• _Given information_:
****************
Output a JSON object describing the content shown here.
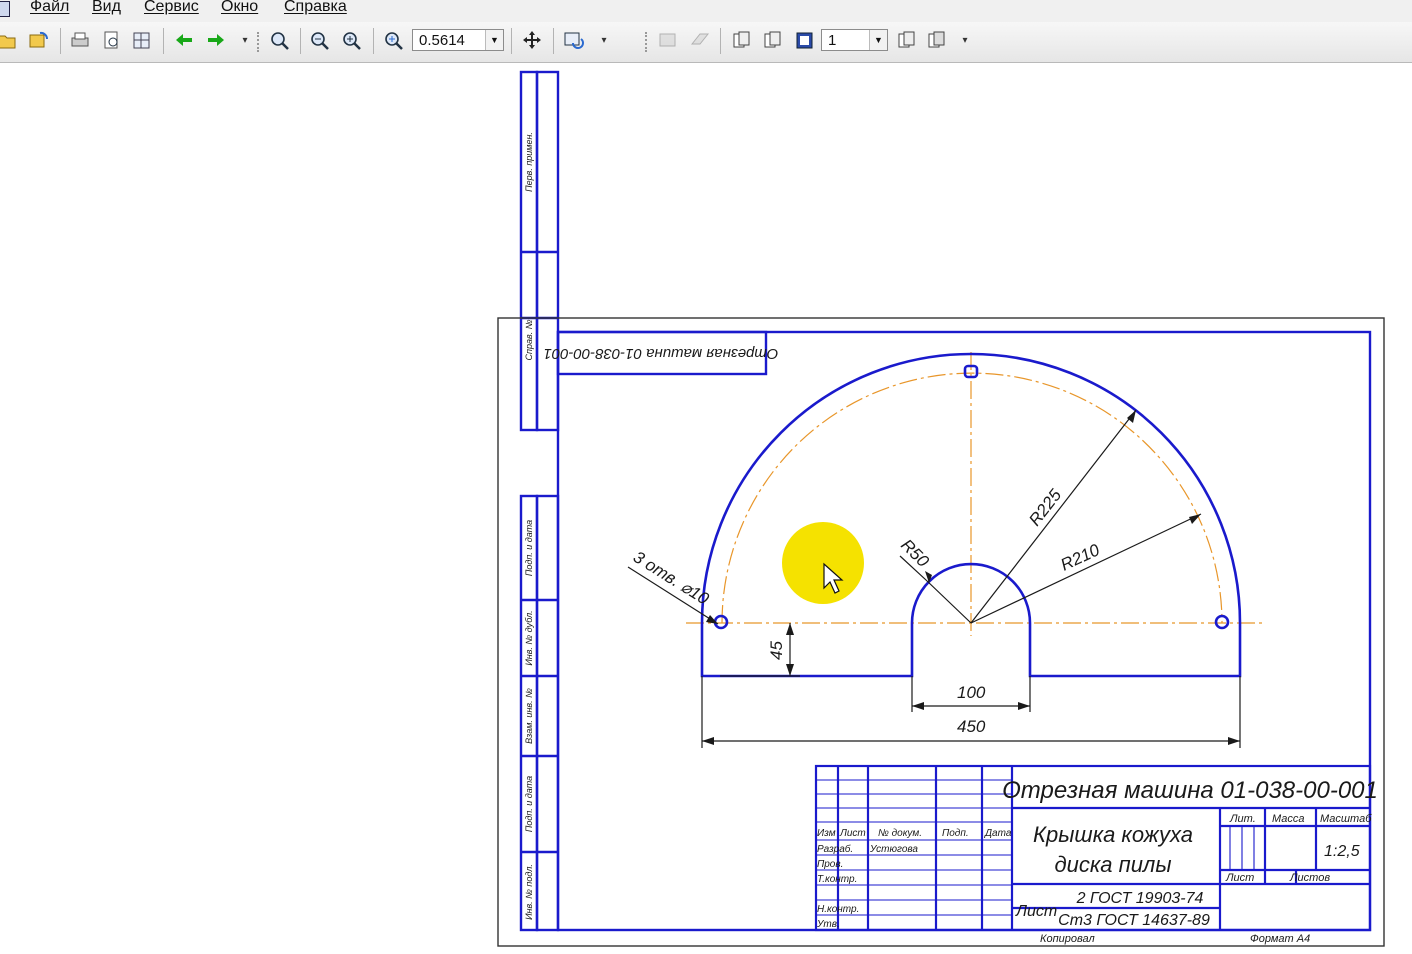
{
  "menu": {
    "items": [
      "Файл",
      "Вид",
      "Сервис",
      "Окно",
      "Справка"
    ]
  },
  "toolbar": {
    "zoom_value": "0.5614",
    "page_value": "1",
    "icons": [
      "open-icon",
      "refresh-icon",
      "print-icon",
      "print-preview-icon",
      "layout-icon",
      "back-arrow-icon",
      "forward-arrow-icon",
      "zoom-window-icon",
      "zoom-out-icon",
      "zoom-in-icon",
      "zoom-icon",
      "pan-icon",
      "redraw-icon",
      "view-icon",
      "page-icon"
    ]
  },
  "colors": {
    "frame_line": "#1a1acc",
    "axis_line": "#e8962a",
    "cursor_highlight": "#f5e200",
    "green_arrows": "#18a818"
  },
  "drawing": {
    "stamp_top_text": "Отрезная машина  01-038-00-001",
    "side_stamp": [
      "Перв. примен.",
      "Справ. №",
      "Подп. и дата",
      "Инв. № дубл.",
      "Взам. инв. №",
      "Подп. и дата",
      "Инв. № подл."
    ],
    "dimensions": {
      "holes": "3 отв. ⌀10",
      "r50": "R50",
      "r225": "R225",
      "r210": "R210",
      "d45": "45",
      "d100": "100",
      "d450": "450"
    },
    "title_block": {
      "designation": "Отрезная машина  01-038-00-001",
      "part_name_1": "Крышка кожуха",
      "part_name_2": "диска пилы",
      "material_1": "2 ГОСТ 19903-74",
      "material_2": "Ст3 ГОСТ 14637-89",
      "material_prefix": "Лист",
      "lit": "Лит.",
      "mass": "Масса",
      "scale_label": "Масштаб",
      "scale": "1:2,5",
      "sheet": "Лист",
      "sheets": "Листов",
      "row_labels": [
        "Изм",
        "Лист",
        "№ докум.",
        "Подп.",
        "Дата"
      ],
      "roles": [
        "Разраб.",
        "Пров.",
        "Т.контр.",
        "",
        "Н.контр.",
        "Утв."
      ],
      "developer": "Устюгова",
      "copied": "Копировал",
      "format": "Формат   А4"
    }
  }
}
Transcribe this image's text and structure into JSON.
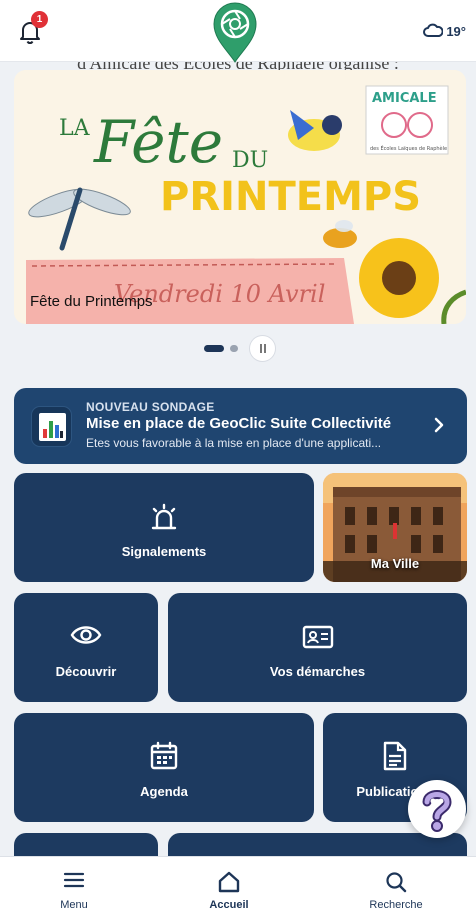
{
  "header": {
    "notification_count": "1",
    "temperature": "19°",
    "icons": {
      "notifications": "bell-icon",
      "weather": "cloud-icon",
      "logo": "camera-pin-logo"
    }
  },
  "carousel": {
    "peek_text": "d'Amicale des Écoles de Raphaële organise :",
    "caption": "Fête du Printemps",
    "poster": {
      "title_la": "LA",
      "title_fete": "Fête",
      "title_du": "DU",
      "title_printemps": "PRINTEMPS",
      "logo_name": "AMICALE",
      "logo_sub": "des Écoles Laïques de Raphèle",
      "date": "Vendredi 10 Avril"
    },
    "active_slide": 1,
    "total_slides": 2
  },
  "survey": {
    "kicker": "NOUVEAU SONDAGE",
    "title": "Mise en place de GeoClic Suite Collectivité",
    "subtitle": "Etes vous favorable à la mise en place d'une applicati..."
  },
  "tiles": {
    "signalements": "Signalements",
    "ma_ville": "Ma Ville",
    "decouvrir": "Découvrir",
    "demarches": "Vos démarches",
    "agenda": "Agenda",
    "publications": "Publications"
  },
  "nav": {
    "menu": "Menu",
    "accueil": "Accueil",
    "recherche": "Recherche",
    "active": "accueil"
  },
  "colors": {
    "tile": "#1d3a60",
    "survey": "#1f4570",
    "accent_green": "#2f9e6b",
    "badge": "#e03137"
  }
}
****************
• _Work required_: Report back each line of the entries that holds the string "place".

• _Correct response_:
    "title": "Mise en place de GeoClic Suite Collectivité",
    "subtitle": "Etes vous favorable à la mise en place d'une applicati..."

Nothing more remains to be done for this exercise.